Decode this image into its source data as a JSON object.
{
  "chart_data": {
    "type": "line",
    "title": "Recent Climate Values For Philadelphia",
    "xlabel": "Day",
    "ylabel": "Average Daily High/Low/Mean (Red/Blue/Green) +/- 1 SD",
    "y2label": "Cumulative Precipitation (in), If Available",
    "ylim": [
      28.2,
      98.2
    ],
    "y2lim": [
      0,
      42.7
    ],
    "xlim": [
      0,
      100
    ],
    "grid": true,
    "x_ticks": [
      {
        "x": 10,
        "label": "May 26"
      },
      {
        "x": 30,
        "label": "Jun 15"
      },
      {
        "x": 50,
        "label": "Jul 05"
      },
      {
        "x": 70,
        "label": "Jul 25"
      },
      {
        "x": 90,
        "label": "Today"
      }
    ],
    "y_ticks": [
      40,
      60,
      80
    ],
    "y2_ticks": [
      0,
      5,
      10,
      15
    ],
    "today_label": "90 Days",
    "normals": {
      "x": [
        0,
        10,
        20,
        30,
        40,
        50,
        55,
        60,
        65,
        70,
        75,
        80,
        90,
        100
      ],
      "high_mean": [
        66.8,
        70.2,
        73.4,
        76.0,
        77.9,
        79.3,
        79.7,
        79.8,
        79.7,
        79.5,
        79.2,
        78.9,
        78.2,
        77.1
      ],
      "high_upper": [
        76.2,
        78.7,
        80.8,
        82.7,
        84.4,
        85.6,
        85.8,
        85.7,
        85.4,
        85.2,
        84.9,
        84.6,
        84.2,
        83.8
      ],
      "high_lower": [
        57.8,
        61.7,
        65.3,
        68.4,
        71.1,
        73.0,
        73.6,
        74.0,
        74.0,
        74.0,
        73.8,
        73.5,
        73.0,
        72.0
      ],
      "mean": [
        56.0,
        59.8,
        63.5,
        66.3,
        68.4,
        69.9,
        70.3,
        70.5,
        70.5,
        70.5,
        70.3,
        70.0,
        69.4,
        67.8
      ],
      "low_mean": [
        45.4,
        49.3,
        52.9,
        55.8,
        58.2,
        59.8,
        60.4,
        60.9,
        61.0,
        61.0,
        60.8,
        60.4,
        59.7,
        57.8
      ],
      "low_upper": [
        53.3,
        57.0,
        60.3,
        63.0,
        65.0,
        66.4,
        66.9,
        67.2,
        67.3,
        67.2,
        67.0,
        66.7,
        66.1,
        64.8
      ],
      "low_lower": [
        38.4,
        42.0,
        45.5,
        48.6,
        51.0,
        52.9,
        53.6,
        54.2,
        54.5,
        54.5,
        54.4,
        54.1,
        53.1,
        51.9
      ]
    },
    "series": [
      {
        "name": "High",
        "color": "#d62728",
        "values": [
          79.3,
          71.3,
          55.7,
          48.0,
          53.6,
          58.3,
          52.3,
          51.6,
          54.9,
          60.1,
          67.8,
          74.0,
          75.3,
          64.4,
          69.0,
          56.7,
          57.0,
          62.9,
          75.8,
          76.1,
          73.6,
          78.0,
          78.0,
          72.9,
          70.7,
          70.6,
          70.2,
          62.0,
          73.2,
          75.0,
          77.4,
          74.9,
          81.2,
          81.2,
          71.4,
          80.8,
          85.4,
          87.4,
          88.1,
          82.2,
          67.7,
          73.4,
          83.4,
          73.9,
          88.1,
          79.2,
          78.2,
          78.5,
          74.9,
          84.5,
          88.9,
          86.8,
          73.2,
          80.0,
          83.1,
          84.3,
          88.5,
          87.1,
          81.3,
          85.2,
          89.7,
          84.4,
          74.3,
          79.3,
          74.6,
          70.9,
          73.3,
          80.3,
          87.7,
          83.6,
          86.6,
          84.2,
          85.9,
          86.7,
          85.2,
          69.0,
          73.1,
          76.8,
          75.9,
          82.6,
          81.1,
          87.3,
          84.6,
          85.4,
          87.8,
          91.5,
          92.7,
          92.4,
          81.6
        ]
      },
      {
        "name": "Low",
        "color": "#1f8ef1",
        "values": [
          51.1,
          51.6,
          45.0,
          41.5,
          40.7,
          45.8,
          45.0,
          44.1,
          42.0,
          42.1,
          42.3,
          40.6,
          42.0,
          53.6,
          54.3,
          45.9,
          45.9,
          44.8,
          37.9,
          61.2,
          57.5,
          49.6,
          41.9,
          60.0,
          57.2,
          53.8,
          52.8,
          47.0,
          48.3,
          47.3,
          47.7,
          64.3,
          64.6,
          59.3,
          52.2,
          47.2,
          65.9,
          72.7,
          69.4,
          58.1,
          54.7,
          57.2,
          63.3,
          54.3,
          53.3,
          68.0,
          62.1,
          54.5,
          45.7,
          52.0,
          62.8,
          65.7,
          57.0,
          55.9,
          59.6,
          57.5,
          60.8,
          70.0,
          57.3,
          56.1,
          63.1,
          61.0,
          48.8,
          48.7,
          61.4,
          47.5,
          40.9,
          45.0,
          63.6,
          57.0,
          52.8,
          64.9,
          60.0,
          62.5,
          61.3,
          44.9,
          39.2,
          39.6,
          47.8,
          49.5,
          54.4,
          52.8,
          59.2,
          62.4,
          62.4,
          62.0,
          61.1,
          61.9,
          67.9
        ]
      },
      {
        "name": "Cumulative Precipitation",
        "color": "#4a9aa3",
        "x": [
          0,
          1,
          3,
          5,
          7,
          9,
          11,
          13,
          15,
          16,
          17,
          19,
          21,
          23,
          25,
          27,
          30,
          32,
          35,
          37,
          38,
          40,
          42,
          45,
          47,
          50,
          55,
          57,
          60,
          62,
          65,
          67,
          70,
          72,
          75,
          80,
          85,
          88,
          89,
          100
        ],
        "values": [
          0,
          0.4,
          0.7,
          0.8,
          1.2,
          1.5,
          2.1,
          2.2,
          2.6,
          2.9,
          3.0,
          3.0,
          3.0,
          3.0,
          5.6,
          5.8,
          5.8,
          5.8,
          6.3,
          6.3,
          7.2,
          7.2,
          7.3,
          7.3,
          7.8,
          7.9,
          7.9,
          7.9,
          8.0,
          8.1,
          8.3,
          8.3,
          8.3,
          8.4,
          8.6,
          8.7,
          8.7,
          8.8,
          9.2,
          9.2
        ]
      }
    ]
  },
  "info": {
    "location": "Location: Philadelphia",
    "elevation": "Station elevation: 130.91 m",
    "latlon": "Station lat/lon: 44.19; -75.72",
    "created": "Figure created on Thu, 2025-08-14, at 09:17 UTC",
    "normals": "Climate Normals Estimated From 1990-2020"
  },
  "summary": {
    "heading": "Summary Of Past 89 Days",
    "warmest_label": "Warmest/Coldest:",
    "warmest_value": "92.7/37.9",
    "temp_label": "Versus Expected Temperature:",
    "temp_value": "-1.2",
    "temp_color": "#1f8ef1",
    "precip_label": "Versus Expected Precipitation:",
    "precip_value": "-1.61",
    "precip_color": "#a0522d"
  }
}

-*-*-

* **Directions for this task**
Repeat the records above in full, character for character.

* **Result for this exercise**
Decode this image into its source data as a JSON object.
{
  "chart_data": {
    "type": "line",
    "title": "Recent Climate Values For Philadelphia",
    "xlabel": "Day",
    "ylabel": "Average Daily High/Low/Mean (Red/Blue/Green) +/- 1 SD",
    "y2label": "Cumulative Precipitation (in), If Available",
    "ylim": [
      28.2,
      98.2
    ],
    "y2lim": [
      0,
      42.7
    ],
    "xlim": [
      0,
      100
    ],
    "grid": true,
    "x_ticks": [
      {
        "x": 10,
        "label": "May 26"
      },
      {
        "x": 30,
        "label": "Jun 15"
      },
      {
        "x": 50,
        "label": "Jul 05"
      },
      {
        "x": 70,
        "label": "Jul 25"
      },
      {
        "x": 90,
        "label": "Today"
      }
    ],
    "y_ticks": [
      40,
      60,
      80
    ],
    "y2_ticks": [
      0,
      5,
      10,
      15
    ],
    "today_label": "90 Days",
    "normals": {
      "x": [
        0,
        10,
        20,
        30,
        40,
        50,
        55,
        60,
        65,
        70,
        75,
        80,
        90,
        100
      ],
      "high_mean": [
        66.8,
        70.2,
        73.4,
        76.0,
        77.9,
        79.3,
        79.7,
        79.8,
        79.7,
        79.5,
        79.2,
        78.9,
        78.2,
        77.1
      ],
      "high_upper": [
        76.2,
        78.7,
        80.8,
        82.7,
        84.4,
        85.6,
        85.8,
        85.7,
        85.4,
        85.2,
        84.9,
        84.6,
        84.2,
        83.8
      ],
      "high_lower": [
        57.8,
        61.7,
        65.3,
        68.4,
        71.1,
        73.0,
        73.6,
        74.0,
        74.0,
        74.0,
        73.8,
        73.5,
        73.0,
        72.0
      ],
      "mean": [
        56.0,
        59.8,
        63.5,
        66.3,
        68.4,
        69.9,
        70.3,
        70.5,
        70.5,
        70.5,
        70.3,
        70.0,
        69.4,
        67.8
      ],
      "low_mean": [
        45.4,
        49.3,
        52.9,
        55.8,
        58.2,
        59.8,
        60.4,
        60.9,
        61.0,
        61.0,
        60.8,
        60.4,
        59.7,
        57.8
      ],
      "low_upper": [
        53.3,
        57.0,
        60.3,
        63.0,
        65.0,
        66.4,
        66.9,
        67.2,
        67.3,
        67.2,
        67.0,
        66.7,
        66.1,
        64.8
      ],
      "low_lower": [
        38.4,
        42.0,
        45.5,
        48.6,
        51.0,
        52.9,
        53.6,
        54.2,
        54.5,
        54.5,
        54.4,
        54.1,
        53.1,
        51.9
      ]
    },
    "series": [
      {
        "name": "High",
        "color": "#d62728",
        "values": [
          79.3,
          71.3,
          55.7,
          48.0,
          53.6,
          58.3,
          52.3,
          51.6,
          54.9,
          60.1,
          67.8,
          74.0,
          75.3,
          64.4,
          69.0,
          56.7,
          57.0,
          62.9,
          75.8,
          76.1,
          73.6,
          78.0,
          78.0,
          72.9,
          70.7,
          70.6,
          70.2,
          62.0,
          73.2,
          75.0,
          77.4,
          74.9,
          81.2,
          81.2,
          71.4,
          80.8,
          85.4,
          87.4,
          88.1,
          82.2,
          67.7,
          73.4,
          83.4,
          73.9,
          88.1,
          79.2,
          78.2,
          78.5,
          74.9,
          84.5,
          88.9,
          86.8,
          73.2,
          80.0,
          83.1,
          84.3,
          88.5,
          87.1,
          81.3,
          85.2,
          89.7,
          84.4,
          74.3,
          79.3,
          74.6,
          70.9,
          73.3,
          80.3,
          87.7,
          83.6,
          86.6,
          84.2,
          85.9,
          86.7,
          85.2,
          69.0,
          73.1,
          76.8,
          75.9,
          82.6,
          81.1,
          87.3,
          84.6,
          85.4,
          87.8,
          91.5,
          92.7,
          92.4,
          81.6
        ]
      },
      {
        "name": "Low",
        "color": "#1f8ef1",
        "values": [
          51.1,
          51.6,
          45.0,
          41.5,
          40.7,
          45.8,
          45.0,
          44.1,
          42.0,
          42.1,
          42.3,
          40.6,
          42.0,
          53.6,
          54.3,
          45.9,
          45.9,
          44.8,
          37.9,
          61.2,
          57.5,
          49.6,
          41.9,
          60.0,
          57.2,
          53.8,
          52.8,
          47.0,
          48.3,
          47.3,
          47.7,
          64.3,
          64.6,
          59.3,
          52.2,
          47.2,
          65.9,
          72.7,
          69.4,
          58.1,
          54.7,
          57.2,
          63.3,
          54.3,
          53.3,
          68.0,
          62.1,
          54.5,
          45.7,
          52.0,
          62.8,
          65.7,
          57.0,
          55.9,
          59.6,
          57.5,
          60.8,
          70.0,
          57.3,
          56.1,
          63.1,
          61.0,
          48.8,
          48.7,
          61.4,
          47.5,
          40.9,
          45.0,
          63.6,
          57.0,
          52.8,
          64.9,
          60.0,
          62.5,
          61.3,
          44.9,
          39.2,
          39.6,
          47.8,
          49.5,
          54.4,
          52.8,
          59.2,
          62.4,
          62.4,
          62.0,
          61.1,
          61.9,
          67.9
        ]
      },
      {
        "name": "Cumulative Precipitation",
        "color": "#4a9aa3",
        "x": [
          0,
          1,
          3,
          5,
          7,
          9,
          11,
          13,
          15,
          16,
          17,
          19,
          21,
          23,
          25,
          27,
          30,
          32,
          35,
          37,
          38,
          40,
          42,
          45,
          47,
          50,
          55,
          57,
          60,
          62,
          65,
          67,
          70,
          72,
          75,
          80,
          85,
          88,
          89,
          100
        ],
        "values": [
          0,
          0.4,
          0.7,
          0.8,
          1.2,
          1.5,
          2.1,
          2.2,
          2.6,
          2.9,
          3.0,
          3.0,
          3.0,
          3.0,
          5.6,
          5.8,
          5.8,
          5.8,
          6.3,
          6.3,
          7.2,
          7.2,
          7.3,
          7.3,
          7.8,
          7.9,
          7.9,
          7.9,
          8.0,
          8.1,
          8.3,
          8.3,
          8.3,
          8.4,
          8.6,
          8.7,
          8.7,
          8.8,
          9.2,
          9.2
        ]
      }
    ]
  },
  "info": {
    "location": "Location: Philadelphia",
    "elevation": "Station elevation: 130.91 m",
    "latlon": "Station lat/lon: 44.19; -75.72",
    "created": "Figure created on Thu, 2025-08-14, at 09:17 UTC",
    "normals": "Climate Normals Estimated From 1990-2020"
  },
  "summary": {
    "heading": "Summary Of Past 89 Days",
    "warmest_label": "Warmest/Coldest:",
    "warmest_value": "92.7/37.9",
    "temp_label": "Versus Expected Temperature:",
    "temp_value": "-1.2",
    "temp_color": "#1f8ef1",
    "precip_label": "Versus Expected Precipitation:",
    "precip_value": "-1.61",
    "precip_color": "#a0522d"
  }
}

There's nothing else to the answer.